> Entries provided
== == ==
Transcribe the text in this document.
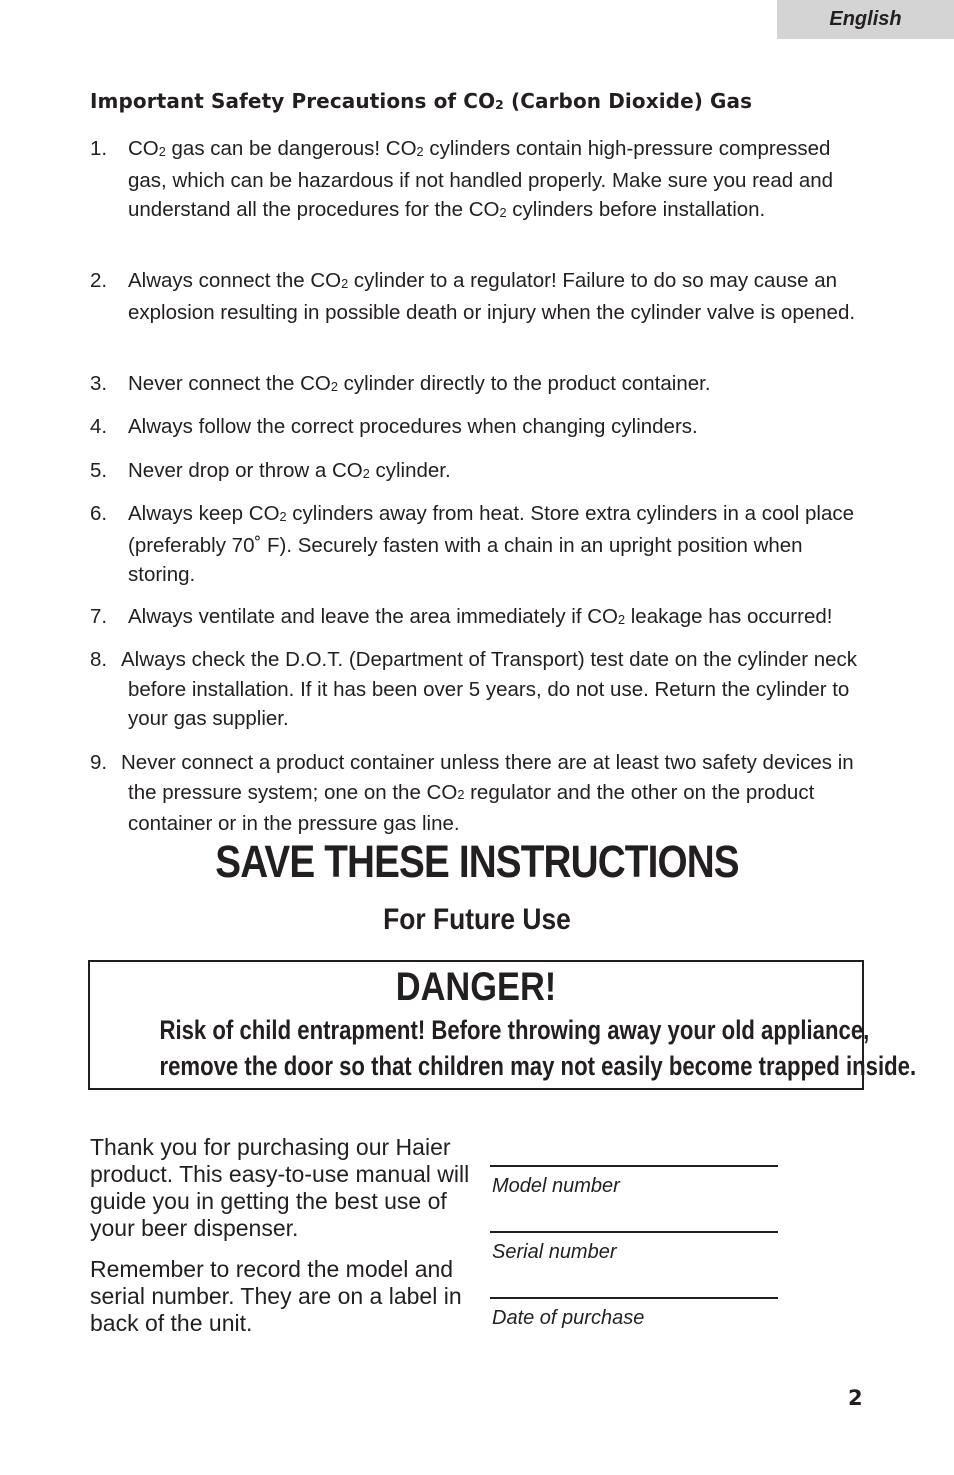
English
Important Safety Precautions of $CO_2$ (Carbon Dioxide) Gas
1.	$CO_2$ gas can be dangerous! $CO_2$ cylinders contain high-pressure compressed gas, which can be hazardous if not handled properly. Make sure you read and understand all the procedures for the $CO_2$ cylinders before installation.
2.	Always connect the $CO_2$ cylinder to a regulator! Failure to do so may cause an explosion resulting in possible death or injury when the cylinder valve is opened.
3.	Never connect the $CO_2$ cylinder directly to the product container.
4.	Always follow the correct procedures when changing cylinders.
5.	Never drop or throw a $CO_2$ cylinder.
6.	Always keep $CO_2$ cylinders away from heat. Store extra cylinders in a cool place (preferably 70˚ F). Securely fasten with a chain in an upright position when storing.
7.	Always ventilate and leave the area immediately if $CO_2$ leakage has occurred!
8. Always check the D.O.T. (Department of Transport) test date on the cylinder neck before installation. If it has been over 5 years, do not use. Return the cylinder to your gas supplier.
9. Never connect a product container unless there are at least two safety devices in the pressure system; one on the $CO_2$ regulator and the other on the product container or in the pressure gas line.
SAVE THESE INSTRUCTIONS
For Future Use
DANGER!
Risk of child entrapment! Before throwing away your old appliance,
remove the door so that children may not easily become trapped inside.
Thank you for purchasing our Haier product. This easy-to-use manual will guide you in getting the best use of your beer dispenser.
Remember to record the model and serial number. They are on a label in back of the unit.
Model number
Serial number
Date of purchase
2
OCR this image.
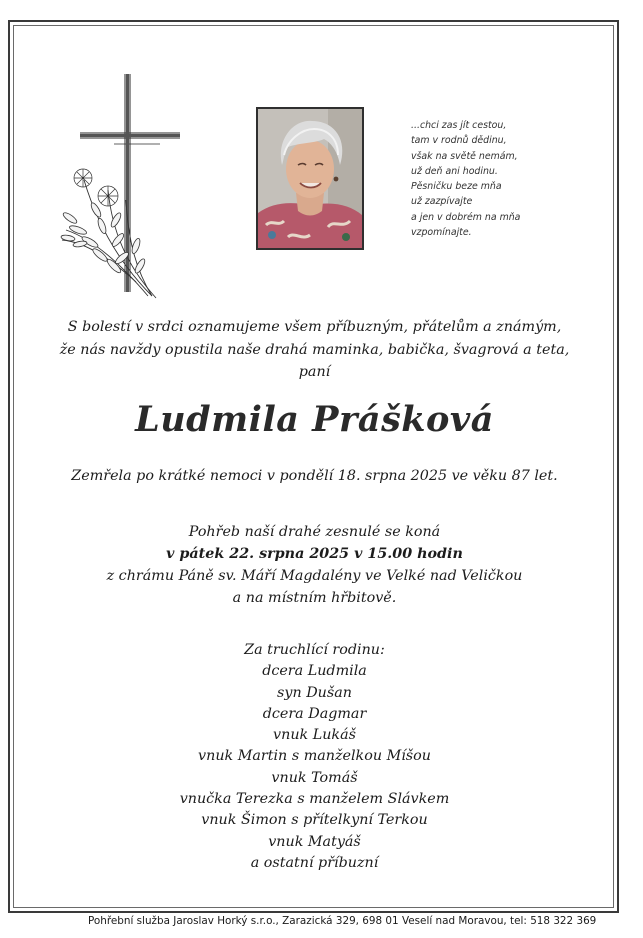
...chci zas jít cestou,
tam v rodnů dědinu,
však na světě nemám,
už deň ani hodinu.
Pěsničku beze mňa
už zazpívajte
a jen v dobrém na mňa
vzpomínajte.
S bolestí v srdci oznamujeme všem příbuzným, přátelům a známým,
že nás navždy opustila naše drahá maminka, babička, švagrová a teta,
paní
Ludmila Prášková
Zemřela po krátké nemoci v pondělí 18. srpna 2025 ve věku 87 let.
Pohřeb naší drahé zesnulé se koná
v pátek 22. srpna 2025 v 15.00 hodin
z chrámu Páně sv. Máří Magdalény ve Velké nad Veličkou
a na místním hřbitově.
Za truchlící rodinu:
dcera Ludmila
syn Dušan
dcera Dagmar
vnuk Lukáš
vnuk Martin s manželkou Míšou
vnuk Tomáš
vnučka Terezka s manželem Slávkem
vnuk Šimon s přítelkyní Terkou
vnuk Matyáš
a ostatní příbuzní
Pohřební služba Jaroslav Horký s.r.o., Zarazická 329, 698 01 Veselí nad Moravou, tel: 518 322 369
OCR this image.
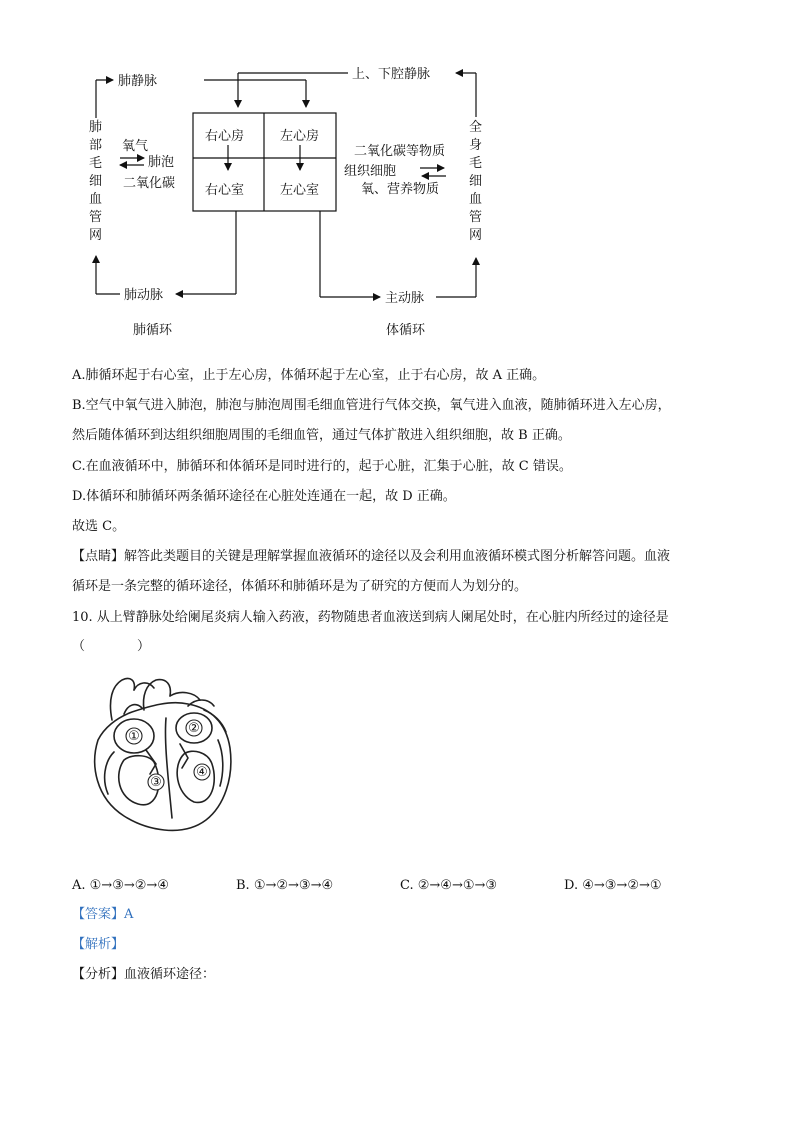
肺静脉	上、下腔静脉
右心房	左心房
右心室	左心室
肺
部
毛
细
血
管
网
全
身
毛
细
血
管
网
氧气
肺泡
二氧化碳
二氧化碳等物质
组织细胞
氧、营养物质
肺动脉	主动脉
肺循环	体循环
A.肺循环起于右心室，止于左心房，体循环起于左心室，止于右心房，故 A 正确。
B.空气中氧气进入肺泡，肺泡与肺泡周围毛细血管进行气体交换，氧气进入血液，随肺循环进入左心房，
然后随体循环到达组织细胞周围的毛细血管，通过气体扩散进入组织细胞，故 B 正确。
C.在血液循环中，肺循环和体循环是同时进行的，起于心脏，汇集于心脏，故 C 错误。
D.体循环和肺循环两条循环途径在心脏处连通在一起，故 D 正确。
故选 C。
【点睛】解答此类题目的关键是理解掌握血液循环的途径以及会利用血液循环模式图分析解答问题。血液
循环是一条完整的循环途径，体循环和肺循环是为了研究的方便而人为划分的。
10. 从上臂静脉处给阑尾炎病人输入药液，药物随患者血液送到病人阑尾处时，在心脏内所经过的途径是
（　　　　）
①
②
③
④
A. ①→③→②→④	B. ①→②→③→④	C. ②→④→①→③	D. ④→③→②→①
【答案】A
【解析】
【分析】血液循环途径：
== == ==
> Given request
From the material above, copy everything exactly but the pictures.

> Result of the exercise
Transcribe the text in this document.
English
Important Safety Precautions of $CO_2$ (Carbon Dioxide) Gas
1.	$CO_2$ gas can be dangerous! $CO_2$ cylinders contain high-pressure compressed gas, which can be hazardous if not handled properly. Make sure you read and understand all the procedures for the $CO_2$ cylinders before installation.
2.	Always connect the $CO_2$ cylinder to a regulator! Failure to do so may cause an explosion resulting in possible death or injury when the cylinder valve is opened.
3.	Never connect the $CO_2$ cylinder directly to the product container.
4.	Always follow the correct procedures when changing cylinders.
5.	Never drop or throw a $CO_2$ cylinder.
6.	Always keep $CO_2$ cylinders away from heat. Store extra cylinders in a cool place (preferably 70˚ F). Securely fasten with a chain in an upright position when storing.
7.	Always ventilate and leave the area immediately if $CO_2$ leakage has occurred!
8. Always check the D.O.T. (Department of Transport) test date on the cylinder neck before installation. If it has been over 5 years, do not use. Return the cylinder to your gas supplier.
9. Never connect a product container unless there are at least two safety devices in the pressure system; one on the $CO_2$ regulator and the other on the product container or in the pressure gas line.
SAVE THESE INSTRUCTIONS
For Future Use
DANGER!
Risk of child entrapment! Before throwing away your old appliance,
remove the door so that children may not easily become trapped inside.
Thank you for purchasing our Haier product. This easy-to-use manual will guide you in getting the best use of your beer dispenser.
Remember to record the model and serial number. They are on a label in back of the unit.
Model number
Serial number
Date of purchase
2
OCR this image.
...chci zas jít cestou,
tam v rodnů dědinu,
však na světě nemám,
už deň ani hodinu.
Pěsničku beze mňa
už zazpívajte
a jen v dobrém na mňa
vzpomínajte.
S bolestí v srdci oznamujeme všem příbuzným, přátelům a známým,
že nás navždy opustila naše drahá maminka, babička, švagrová a teta,
paní
Ludmila Prášková
Zemřela po krátké nemoci v pondělí 18. srpna 2025 ve věku 87 let.
Pohřeb naší drahé zesnulé se koná
v pátek 22. srpna 2025 v 15.00 hodin
z chrámu Páně sv. Máří Magdalény ve Velké nad Veličkou
a na místním hřbitově.
Za truchlící rodinu:
dcera Ludmila
syn Dušan
dcera Dagmar
vnuk Lukáš
vnuk Martin s manželkou Míšou
vnuk Tomáš
vnučka Terezka s manželem Slávkem
vnuk Šimon s přítelkyní Terkou
vnuk Matyáš
a ostatní příbuzní
Pohřební služba Jaroslav Horký s.r.o., Zarazická 329, 698 01 Veselí nad Moravou, tel: 518 322 369
OCR this image.
肺静脉	上、下腔静脉
右心房	左心房
右心室	左心室
肺
部
毛
细
血
管
网
全
身
毛
细
血
管
网
氧气
肺泡
二氧化碳
二氧化碳等物质
组织细胞
氧、营养物质
肺动脉	主动脉
肺循环	体循环
A.肺循环起于右心室，止于左心房，体循环起于左心室，止于右心房，故 A 正确。
B.空气中氧气进入肺泡，肺泡与肺泡周围毛细血管进行气体交换，氧气进入血液，随肺循环进入左心房，
然后随体循环到达组织细胞周围的毛细血管，通过气体扩散进入组织细胞，故 B 正确。
C.在血液循环中，肺循环和体循环是同时进行的，起于心脏，汇集于心脏，故 C 错误。
D.体循环和肺循环两条循环途径在心脏处连通在一起，故 D 正确。
故选 C。
【点睛】解答此类题目的关键是理解掌握血液循环的途径以及会利用血液循环模式图分析解答问题。血液
循环是一条完整的循环途径，体循环和肺循环是为了研究的方便而人为划分的。
10. 从上臂静脉处给阑尾炎病人输入药液，药物随患者血液送到病人阑尾处时，在心脏内所经过的途径是
（　　　　）
①
②
③
④
A. ①→③→②→④	B. ①→②→③→④	C. ②→④→①→③	D. ④→③→②→①
【答案】A
【解析】
【分析】血液循环途径：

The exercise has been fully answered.